→ **Aim of the task**
Copy the records from the first line up to and including the line with "site-header: Kyle Rosen", changing every "list-item" to "bullet-point" and leaving all else unchanged.

Region and label listings:
***
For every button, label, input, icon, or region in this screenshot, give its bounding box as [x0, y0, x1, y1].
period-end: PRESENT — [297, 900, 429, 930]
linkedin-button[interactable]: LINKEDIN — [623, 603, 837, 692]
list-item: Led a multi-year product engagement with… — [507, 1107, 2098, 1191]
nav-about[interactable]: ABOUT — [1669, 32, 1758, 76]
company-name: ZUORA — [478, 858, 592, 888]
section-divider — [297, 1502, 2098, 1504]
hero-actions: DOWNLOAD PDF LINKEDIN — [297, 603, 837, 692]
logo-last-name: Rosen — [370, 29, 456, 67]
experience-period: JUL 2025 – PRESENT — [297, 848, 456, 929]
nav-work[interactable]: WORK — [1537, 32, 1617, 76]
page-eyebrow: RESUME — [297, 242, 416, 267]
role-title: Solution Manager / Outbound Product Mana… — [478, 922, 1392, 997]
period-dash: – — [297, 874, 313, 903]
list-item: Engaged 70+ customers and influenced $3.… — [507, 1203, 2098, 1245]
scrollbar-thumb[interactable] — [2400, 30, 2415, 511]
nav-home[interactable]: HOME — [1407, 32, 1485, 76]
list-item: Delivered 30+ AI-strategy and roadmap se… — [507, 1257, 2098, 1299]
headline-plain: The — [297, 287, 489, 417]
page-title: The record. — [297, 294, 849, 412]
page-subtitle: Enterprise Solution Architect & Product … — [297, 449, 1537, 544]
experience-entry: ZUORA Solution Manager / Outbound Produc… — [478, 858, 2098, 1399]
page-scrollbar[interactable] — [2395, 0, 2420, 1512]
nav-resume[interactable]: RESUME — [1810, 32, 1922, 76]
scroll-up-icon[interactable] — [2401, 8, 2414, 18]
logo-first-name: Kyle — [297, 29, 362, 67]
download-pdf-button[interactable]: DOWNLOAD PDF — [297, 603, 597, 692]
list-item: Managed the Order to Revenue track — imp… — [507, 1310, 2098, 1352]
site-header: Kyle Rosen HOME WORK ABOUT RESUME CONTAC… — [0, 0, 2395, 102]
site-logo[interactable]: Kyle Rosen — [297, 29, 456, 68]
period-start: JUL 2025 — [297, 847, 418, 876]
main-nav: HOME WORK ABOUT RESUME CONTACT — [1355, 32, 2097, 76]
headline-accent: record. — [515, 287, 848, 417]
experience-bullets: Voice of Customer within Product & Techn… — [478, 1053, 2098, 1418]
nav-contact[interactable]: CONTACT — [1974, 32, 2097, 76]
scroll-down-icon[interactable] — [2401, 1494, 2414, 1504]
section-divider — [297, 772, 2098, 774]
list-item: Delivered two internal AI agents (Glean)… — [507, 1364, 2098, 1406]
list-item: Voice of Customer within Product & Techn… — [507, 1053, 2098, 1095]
***
→ **Worked solution**
For every button, label, input, icon, or region in this screenshot, give its bounding box as [x0, y0, x1, y1].
period-end: PRESENT — [297, 900, 429, 930]
linkedin-button[interactable]: LINKEDIN — [623, 603, 837, 692]
bullet-point: Led a multi-year product engagement with… — [507, 1107, 2098, 1191]
nav-about[interactable]: ABOUT — [1669, 32, 1758, 76]
company-name: ZUORA — [478, 858, 592, 888]
section-divider — [297, 1502, 2098, 1504]
hero-actions: DOWNLOAD PDF LINKEDIN — [297, 603, 837, 692]
logo-last-name: Rosen — [370, 29, 456, 67]
experience-period: JUL 2025 – PRESENT — [297, 848, 456, 929]
nav-work[interactable]: WORK — [1537, 32, 1617, 76]
page-eyebrow: RESUME — [297, 242, 416, 267]
role-title: Solution Manager / Outbound Product Mana… — [478, 922, 1392, 997]
period-dash: – — [297, 874, 313, 903]
bullet-point: Engaged 70+ customers and influenced $3.… — [507, 1203, 2098, 1245]
scrollbar-thumb[interactable] — [2400, 30, 2415, 511]
nav-home[interactable]: HOME — [1407, 32, 1485, 76]
bullet-point: Delivered 30+ AI-strategy and roadmap se… — [507, 1257, 2098, 1299]
headline-plain: The — [297, 287, 489, 417]
page-title: The record. — [297, 294, 849, 412]
page-subtitle: Enterprise Solution Architect & Product … — [297, 449, 1537, 544]
experience-entry: ZUORA Solution Manager / Outbound Produc… — [478, 858, 2098, 1399]
page-scrollbar[interactable] — [2395, 0, 2420, 1512]
nav-resume[interactable]: RESUME — [1810, 32, 1922, 76]
scroll-up-icon[interactable] — [2401, 8, 2414, 18]
logo-first-name: Kyle — [297, 29, 362, 67]
download-pdf-button[interactable]: DOWNLOAD PDF — [297, 603, 597, 692]
bullet-point: Managed the Order to Revenue track — imp… — [507, 1310, 2098, 1352]
site-header: Kyle Rosen HOME WORK ABOUT RESUME CONTAC… — [0, 0, 2395, 102]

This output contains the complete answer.